### Task directions
Track down the lines that contain "который" and copy them.
<<<<
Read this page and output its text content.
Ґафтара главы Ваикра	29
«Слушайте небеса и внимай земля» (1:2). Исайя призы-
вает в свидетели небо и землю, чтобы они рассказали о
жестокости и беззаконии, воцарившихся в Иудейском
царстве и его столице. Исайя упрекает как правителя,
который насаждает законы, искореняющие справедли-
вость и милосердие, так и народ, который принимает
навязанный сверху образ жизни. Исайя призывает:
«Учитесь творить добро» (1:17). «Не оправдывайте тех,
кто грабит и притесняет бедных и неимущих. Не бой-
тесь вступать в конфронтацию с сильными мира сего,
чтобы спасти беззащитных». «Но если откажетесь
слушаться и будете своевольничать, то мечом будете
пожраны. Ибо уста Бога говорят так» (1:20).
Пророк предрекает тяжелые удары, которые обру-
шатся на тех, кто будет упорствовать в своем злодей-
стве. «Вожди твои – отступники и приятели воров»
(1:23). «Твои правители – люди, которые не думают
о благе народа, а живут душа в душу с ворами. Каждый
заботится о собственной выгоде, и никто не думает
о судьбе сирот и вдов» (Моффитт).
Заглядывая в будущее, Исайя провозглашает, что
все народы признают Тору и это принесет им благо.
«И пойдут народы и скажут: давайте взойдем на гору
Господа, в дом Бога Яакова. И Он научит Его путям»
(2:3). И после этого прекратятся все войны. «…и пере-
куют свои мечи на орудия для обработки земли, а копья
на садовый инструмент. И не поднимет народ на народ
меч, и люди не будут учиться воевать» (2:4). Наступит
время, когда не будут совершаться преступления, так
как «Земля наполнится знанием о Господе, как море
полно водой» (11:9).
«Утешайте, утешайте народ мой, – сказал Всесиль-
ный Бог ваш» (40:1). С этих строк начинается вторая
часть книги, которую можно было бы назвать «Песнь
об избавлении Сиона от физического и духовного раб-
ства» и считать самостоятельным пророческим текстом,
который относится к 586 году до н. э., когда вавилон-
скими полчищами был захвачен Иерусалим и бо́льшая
>>>>
### Response
который насаждает законы, искореняющие справедли-
вость и милосердие, так и народ, который принимает
который относится к 586 году до н. э., когда вавилон-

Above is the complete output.